____ Supplied entries

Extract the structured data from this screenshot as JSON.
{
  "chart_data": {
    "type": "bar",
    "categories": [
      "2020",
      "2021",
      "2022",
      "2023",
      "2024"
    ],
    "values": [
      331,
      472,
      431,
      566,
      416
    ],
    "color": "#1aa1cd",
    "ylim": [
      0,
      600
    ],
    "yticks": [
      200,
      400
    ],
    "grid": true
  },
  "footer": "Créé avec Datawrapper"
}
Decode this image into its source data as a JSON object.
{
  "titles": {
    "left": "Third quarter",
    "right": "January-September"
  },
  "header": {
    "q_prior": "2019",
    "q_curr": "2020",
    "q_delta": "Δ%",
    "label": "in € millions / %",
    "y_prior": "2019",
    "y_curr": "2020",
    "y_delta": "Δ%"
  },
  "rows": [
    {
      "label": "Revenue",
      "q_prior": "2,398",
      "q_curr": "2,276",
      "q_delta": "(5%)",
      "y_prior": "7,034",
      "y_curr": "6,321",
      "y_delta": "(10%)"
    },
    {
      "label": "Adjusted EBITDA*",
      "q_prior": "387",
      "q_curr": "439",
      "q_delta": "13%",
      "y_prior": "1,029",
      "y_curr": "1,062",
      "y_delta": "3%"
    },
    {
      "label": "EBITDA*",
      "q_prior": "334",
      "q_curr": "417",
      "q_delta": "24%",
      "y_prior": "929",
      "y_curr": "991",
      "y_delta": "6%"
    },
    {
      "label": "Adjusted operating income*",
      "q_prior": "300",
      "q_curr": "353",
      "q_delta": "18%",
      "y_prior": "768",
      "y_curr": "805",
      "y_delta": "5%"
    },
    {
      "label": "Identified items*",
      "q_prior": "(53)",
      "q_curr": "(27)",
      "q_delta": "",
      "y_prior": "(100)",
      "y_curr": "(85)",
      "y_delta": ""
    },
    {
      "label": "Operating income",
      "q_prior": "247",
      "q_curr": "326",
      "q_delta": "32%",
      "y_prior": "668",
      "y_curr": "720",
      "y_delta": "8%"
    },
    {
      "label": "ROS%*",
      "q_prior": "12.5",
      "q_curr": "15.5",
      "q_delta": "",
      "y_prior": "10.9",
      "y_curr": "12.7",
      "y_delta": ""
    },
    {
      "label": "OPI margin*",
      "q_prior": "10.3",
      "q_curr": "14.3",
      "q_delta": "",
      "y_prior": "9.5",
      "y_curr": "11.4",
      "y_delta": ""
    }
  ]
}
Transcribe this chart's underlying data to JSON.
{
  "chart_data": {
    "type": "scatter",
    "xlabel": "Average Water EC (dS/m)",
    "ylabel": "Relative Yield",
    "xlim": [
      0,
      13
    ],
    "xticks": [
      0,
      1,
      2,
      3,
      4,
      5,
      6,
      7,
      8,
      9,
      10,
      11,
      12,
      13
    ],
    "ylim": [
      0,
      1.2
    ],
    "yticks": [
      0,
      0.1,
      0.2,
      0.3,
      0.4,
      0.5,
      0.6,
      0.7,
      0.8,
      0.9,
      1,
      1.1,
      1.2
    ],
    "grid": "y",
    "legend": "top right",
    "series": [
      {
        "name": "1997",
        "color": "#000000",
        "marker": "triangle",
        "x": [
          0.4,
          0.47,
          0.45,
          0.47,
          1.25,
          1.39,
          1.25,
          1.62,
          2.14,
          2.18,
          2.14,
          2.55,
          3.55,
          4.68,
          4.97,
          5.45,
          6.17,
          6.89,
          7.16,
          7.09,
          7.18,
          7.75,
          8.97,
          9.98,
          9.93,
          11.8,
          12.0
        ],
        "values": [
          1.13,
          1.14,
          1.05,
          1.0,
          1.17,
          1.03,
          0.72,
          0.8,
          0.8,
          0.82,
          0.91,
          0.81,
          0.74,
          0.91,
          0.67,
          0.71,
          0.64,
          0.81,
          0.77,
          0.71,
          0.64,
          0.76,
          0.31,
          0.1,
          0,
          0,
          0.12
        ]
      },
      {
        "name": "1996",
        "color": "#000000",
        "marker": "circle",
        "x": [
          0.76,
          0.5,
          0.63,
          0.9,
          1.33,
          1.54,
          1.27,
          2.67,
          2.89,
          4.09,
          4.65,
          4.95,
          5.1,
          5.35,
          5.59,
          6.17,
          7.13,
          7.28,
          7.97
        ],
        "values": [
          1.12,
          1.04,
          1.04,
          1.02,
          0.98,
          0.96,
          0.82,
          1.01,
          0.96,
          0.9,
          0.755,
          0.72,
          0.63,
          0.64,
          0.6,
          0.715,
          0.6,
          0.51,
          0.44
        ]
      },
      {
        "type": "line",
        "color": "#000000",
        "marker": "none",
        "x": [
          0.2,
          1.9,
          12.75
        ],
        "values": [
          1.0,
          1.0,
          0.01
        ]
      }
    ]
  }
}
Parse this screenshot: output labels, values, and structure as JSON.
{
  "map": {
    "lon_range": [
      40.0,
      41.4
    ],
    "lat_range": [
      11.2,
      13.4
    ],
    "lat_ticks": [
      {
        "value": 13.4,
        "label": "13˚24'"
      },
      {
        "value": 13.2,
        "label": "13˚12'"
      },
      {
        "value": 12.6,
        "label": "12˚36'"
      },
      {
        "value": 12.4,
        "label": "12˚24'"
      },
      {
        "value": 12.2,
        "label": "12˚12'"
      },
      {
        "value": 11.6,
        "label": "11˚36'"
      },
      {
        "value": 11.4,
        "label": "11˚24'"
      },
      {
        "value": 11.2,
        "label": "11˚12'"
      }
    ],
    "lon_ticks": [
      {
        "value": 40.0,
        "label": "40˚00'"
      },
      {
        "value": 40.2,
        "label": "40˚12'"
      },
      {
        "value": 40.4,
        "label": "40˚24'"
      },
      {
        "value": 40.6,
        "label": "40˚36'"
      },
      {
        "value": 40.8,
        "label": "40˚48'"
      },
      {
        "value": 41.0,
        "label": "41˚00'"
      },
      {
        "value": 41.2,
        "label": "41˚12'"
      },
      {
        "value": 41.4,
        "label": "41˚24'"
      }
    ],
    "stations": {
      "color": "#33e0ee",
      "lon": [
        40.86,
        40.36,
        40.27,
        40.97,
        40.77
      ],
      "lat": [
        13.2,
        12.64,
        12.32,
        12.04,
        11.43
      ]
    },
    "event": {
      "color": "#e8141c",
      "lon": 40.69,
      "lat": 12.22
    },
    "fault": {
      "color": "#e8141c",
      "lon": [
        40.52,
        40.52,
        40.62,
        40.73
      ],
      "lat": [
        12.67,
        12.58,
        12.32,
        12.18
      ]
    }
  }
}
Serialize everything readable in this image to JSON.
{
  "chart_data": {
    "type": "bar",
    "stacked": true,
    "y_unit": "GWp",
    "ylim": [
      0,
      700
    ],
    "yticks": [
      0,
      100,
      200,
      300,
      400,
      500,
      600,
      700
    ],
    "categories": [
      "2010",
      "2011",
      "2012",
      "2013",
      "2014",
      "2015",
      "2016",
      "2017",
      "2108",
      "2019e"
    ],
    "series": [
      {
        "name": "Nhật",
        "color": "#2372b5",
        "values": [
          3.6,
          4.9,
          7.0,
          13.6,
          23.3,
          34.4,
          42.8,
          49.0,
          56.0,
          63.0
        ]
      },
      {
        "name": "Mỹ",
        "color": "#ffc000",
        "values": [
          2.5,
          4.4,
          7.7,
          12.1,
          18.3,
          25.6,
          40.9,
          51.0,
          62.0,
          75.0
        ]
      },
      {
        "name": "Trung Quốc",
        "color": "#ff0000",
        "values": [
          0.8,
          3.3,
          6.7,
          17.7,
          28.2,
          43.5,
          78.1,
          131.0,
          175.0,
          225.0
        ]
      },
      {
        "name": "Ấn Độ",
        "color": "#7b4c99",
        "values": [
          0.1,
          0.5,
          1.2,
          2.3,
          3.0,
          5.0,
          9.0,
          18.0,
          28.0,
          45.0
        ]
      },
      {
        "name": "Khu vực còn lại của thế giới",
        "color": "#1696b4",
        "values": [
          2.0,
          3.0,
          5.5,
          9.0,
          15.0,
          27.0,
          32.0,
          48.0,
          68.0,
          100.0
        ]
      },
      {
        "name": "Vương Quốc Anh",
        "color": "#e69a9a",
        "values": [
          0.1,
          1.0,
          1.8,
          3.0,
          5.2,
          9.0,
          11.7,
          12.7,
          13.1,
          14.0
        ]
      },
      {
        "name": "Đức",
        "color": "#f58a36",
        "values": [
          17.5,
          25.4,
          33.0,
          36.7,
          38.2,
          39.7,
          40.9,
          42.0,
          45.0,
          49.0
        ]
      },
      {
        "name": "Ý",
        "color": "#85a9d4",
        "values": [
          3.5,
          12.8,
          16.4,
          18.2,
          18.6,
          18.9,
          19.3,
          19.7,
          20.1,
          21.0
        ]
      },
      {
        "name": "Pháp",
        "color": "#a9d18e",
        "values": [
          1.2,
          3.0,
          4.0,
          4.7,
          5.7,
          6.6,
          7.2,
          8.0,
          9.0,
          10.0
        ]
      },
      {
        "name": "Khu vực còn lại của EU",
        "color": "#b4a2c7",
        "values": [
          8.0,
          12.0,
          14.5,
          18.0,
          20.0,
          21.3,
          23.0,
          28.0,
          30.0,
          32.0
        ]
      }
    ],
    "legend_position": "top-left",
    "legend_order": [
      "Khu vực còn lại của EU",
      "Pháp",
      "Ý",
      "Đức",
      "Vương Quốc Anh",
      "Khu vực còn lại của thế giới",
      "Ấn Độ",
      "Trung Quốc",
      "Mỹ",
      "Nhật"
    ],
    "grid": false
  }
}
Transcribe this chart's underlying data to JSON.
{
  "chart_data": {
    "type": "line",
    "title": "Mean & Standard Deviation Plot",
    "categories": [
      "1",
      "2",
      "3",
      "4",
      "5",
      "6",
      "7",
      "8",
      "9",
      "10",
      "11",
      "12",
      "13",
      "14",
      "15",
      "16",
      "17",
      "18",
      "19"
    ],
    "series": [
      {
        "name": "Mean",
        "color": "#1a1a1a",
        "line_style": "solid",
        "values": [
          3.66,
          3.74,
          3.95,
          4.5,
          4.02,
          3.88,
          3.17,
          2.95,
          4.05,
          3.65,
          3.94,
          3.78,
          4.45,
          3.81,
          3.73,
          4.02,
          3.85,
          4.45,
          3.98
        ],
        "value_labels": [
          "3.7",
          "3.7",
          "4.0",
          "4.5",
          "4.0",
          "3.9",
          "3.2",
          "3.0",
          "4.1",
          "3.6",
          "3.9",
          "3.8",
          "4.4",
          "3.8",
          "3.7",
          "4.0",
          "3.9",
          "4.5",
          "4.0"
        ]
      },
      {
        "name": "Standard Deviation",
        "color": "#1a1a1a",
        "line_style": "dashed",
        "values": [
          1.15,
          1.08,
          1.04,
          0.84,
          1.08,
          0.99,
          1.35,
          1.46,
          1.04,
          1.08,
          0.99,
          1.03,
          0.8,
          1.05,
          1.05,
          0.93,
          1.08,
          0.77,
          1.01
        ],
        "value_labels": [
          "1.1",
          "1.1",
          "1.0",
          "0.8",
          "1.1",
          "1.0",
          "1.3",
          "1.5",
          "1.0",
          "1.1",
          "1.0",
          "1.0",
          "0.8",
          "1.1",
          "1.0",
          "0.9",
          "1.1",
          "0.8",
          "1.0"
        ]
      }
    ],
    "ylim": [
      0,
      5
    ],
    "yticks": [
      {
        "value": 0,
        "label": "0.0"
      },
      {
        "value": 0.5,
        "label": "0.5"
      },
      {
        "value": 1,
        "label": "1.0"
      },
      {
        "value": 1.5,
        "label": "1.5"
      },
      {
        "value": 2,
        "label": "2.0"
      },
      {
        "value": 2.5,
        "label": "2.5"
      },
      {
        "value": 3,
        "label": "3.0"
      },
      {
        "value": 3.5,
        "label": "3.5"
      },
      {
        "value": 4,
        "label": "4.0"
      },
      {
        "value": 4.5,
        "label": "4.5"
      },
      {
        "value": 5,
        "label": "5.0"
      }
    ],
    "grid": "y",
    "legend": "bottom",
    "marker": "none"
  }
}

________

* Task requirements
Of the lines above, how many include the word "Deviation"? Reply with the number only.

* Response
2